Oggi nell’economia di internet un ragazzo poco più che maggiorenne crea nel giro di poco tempo un’impresa che fattura miliardi di dollari con un apporto di capitale umano nemmeno paragonabile ai mitici stabilimenti automobilisti di Henry Ford a l’Eau Rouge, imprese ad alta concentrazione di capitale umano. Alla trasformazione della qualità e quantità del lavoro non si potrà rispondere solo attraverso i tradizionali sistemi assistenziali – basati sull’erogazione di somme in denaro per contrastare l’impoverimento delle classi intermedie – che espongono, tra l’altro, i Paesi continentali ad abusi e al rischio di demotivazione della disponibilità al lavoro. Il lavoro, invece, anche nella società globalizzata del web 3.0, rimane uno straordinario strumento di integrazione sociale, economica e uno degli strumenti più efficaci di umanizzazione della società, anche quella globalizzata.
Faccio questi esempi non per testimoniare la fine del tradizionale sistema di welfare previdenziale pubblico, che rimarrà fondamentale in un sistema di equa ridistribuzione del reddito, semmai per segnalare il funerale – ormai prossimo – dell’arcaico meccanismo di finanziamento del modello assicurativo, basato sul contributo previdenziale capitario che incide fortemente anche sul costo del lavoro e quindi sulla competitività dei sistemi economici.

> **Dati forniti**:
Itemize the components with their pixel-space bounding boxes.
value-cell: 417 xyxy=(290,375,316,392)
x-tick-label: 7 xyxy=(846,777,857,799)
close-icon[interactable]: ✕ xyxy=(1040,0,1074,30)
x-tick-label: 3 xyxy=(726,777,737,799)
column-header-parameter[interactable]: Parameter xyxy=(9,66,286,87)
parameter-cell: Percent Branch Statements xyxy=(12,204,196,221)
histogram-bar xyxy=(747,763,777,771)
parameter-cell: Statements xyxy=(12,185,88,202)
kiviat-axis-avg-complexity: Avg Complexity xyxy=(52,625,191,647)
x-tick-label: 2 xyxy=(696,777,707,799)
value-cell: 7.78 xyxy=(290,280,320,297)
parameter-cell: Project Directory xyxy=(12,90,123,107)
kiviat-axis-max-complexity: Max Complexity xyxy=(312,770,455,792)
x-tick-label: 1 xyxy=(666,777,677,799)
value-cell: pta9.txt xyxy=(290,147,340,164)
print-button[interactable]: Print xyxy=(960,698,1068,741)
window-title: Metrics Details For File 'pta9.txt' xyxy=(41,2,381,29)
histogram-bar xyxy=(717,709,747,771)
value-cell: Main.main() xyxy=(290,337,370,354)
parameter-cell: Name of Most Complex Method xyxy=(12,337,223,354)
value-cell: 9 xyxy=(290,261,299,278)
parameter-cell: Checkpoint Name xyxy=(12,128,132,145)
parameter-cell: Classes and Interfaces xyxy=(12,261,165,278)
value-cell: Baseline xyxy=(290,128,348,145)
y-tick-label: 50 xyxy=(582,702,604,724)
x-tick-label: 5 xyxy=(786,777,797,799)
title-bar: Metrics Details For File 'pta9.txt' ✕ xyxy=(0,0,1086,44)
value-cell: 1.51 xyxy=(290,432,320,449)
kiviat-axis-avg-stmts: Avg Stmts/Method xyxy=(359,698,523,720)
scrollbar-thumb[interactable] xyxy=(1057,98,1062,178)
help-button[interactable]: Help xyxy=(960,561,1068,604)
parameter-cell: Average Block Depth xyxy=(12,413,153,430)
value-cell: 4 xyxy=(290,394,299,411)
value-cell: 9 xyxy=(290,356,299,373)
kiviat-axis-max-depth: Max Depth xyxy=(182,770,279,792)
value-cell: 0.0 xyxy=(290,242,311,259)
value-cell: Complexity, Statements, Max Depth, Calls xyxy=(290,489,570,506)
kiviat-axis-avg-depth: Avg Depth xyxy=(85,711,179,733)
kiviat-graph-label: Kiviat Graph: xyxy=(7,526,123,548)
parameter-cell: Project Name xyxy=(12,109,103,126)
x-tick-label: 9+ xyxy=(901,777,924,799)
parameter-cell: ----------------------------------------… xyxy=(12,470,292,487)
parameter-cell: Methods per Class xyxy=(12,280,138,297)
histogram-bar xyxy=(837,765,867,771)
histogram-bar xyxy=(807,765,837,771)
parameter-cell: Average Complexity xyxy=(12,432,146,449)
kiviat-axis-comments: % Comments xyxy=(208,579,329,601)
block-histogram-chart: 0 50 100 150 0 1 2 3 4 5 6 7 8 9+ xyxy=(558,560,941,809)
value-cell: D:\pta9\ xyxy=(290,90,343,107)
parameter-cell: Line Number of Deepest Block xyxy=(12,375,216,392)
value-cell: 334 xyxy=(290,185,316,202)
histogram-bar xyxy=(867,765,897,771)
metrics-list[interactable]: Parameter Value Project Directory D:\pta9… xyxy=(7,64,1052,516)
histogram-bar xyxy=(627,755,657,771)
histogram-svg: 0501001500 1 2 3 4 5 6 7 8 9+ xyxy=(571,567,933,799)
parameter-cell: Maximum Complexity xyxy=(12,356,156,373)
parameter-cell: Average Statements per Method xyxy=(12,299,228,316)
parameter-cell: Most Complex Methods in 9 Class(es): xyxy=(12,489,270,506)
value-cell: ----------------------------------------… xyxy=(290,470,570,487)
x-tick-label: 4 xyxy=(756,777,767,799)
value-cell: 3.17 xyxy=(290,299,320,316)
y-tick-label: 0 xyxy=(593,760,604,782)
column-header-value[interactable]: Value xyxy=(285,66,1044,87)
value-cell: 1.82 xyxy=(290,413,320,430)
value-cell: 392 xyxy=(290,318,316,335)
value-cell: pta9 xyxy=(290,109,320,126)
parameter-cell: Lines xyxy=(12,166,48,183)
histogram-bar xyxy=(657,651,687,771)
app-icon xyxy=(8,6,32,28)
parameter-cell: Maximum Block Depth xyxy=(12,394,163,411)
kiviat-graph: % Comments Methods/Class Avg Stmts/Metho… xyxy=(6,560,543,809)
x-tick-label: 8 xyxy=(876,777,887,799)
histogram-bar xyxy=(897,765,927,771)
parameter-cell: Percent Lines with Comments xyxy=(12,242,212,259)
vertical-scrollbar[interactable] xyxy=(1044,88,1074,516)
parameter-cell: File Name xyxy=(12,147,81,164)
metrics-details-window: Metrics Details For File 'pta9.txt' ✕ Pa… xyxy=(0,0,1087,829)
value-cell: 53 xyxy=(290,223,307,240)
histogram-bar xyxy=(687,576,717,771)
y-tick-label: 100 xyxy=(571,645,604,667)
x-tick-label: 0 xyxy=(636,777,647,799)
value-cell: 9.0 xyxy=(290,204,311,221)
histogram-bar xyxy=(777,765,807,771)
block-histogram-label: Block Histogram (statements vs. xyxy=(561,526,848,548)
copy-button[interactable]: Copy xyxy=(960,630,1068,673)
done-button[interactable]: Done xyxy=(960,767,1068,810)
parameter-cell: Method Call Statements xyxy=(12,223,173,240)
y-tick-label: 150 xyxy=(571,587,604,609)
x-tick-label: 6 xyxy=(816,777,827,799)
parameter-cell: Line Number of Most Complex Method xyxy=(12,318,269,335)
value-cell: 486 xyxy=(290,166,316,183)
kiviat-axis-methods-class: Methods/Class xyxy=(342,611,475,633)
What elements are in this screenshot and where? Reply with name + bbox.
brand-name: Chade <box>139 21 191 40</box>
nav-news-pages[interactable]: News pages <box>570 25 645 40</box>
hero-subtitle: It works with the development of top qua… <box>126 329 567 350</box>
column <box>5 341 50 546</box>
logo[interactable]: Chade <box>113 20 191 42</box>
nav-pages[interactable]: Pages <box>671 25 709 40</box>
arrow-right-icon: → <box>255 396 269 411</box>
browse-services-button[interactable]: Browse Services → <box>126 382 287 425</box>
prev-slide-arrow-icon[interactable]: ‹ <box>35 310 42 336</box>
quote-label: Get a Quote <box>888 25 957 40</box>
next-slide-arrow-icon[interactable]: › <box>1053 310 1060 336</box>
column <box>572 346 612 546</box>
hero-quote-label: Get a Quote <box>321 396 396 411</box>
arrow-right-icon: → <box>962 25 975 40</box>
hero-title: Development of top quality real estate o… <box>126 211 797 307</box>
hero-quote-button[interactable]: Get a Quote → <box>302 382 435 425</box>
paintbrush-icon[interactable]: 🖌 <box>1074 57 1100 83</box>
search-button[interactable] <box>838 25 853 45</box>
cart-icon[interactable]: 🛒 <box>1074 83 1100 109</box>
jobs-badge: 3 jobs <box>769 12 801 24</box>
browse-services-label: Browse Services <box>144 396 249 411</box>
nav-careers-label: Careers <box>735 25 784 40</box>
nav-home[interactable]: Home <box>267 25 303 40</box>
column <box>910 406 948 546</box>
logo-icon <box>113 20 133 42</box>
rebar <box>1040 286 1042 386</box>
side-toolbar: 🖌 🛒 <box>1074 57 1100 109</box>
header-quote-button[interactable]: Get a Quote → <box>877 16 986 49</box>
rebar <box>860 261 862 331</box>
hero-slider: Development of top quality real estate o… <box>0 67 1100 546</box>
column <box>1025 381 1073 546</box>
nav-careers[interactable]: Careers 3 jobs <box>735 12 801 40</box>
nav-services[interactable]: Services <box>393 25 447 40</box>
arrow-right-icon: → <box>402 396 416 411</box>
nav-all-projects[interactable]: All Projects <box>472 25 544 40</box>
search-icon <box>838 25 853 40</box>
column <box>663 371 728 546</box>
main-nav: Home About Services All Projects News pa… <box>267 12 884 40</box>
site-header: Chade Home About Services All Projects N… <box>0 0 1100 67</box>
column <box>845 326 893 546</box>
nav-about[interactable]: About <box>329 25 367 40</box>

> **Requisiti del compito**: Cita testualmente il brano su lavoro e welfare, cominciando dalle parole "Oggi nell’economia di" e fermandoti dopo "anche quella globalizzata.". Come unica fonte vale il brano riportato sopra.

> **Risultato del compito**:
Oggi nell’economia di internet un ragazzo poco più che maggiorenne crea nel giro di poco tempo un’impresa che fattura miliardi di dollari con un apporto di capitale umano nemmeno paragonabile ai mitici stabilimenti automobilisti di Henry Ford a l’Eau Rouge, imprese ad alta concentrazione di capitale umano. Alla trasformazione della qualità e quantità del lavoro non si potrà rispondere solo attraverso i tradizionali sistemi assistenziali – basati sull’erogazione di somme in denaro per contrastare l’impoverimento delle classi intermedie – che espongono, tra l’altro, i Paesi continentali ad abusi e al rischio di demotivazione della disponibilità al lavoro. Il lavoro, invece, anche nella società globalizzata del web 3.0, rimane uno straordinario strumento di integrazione sociale, economica e uno degli strumenti più efficaci di umanizzazione della società, anche quella globalizzata.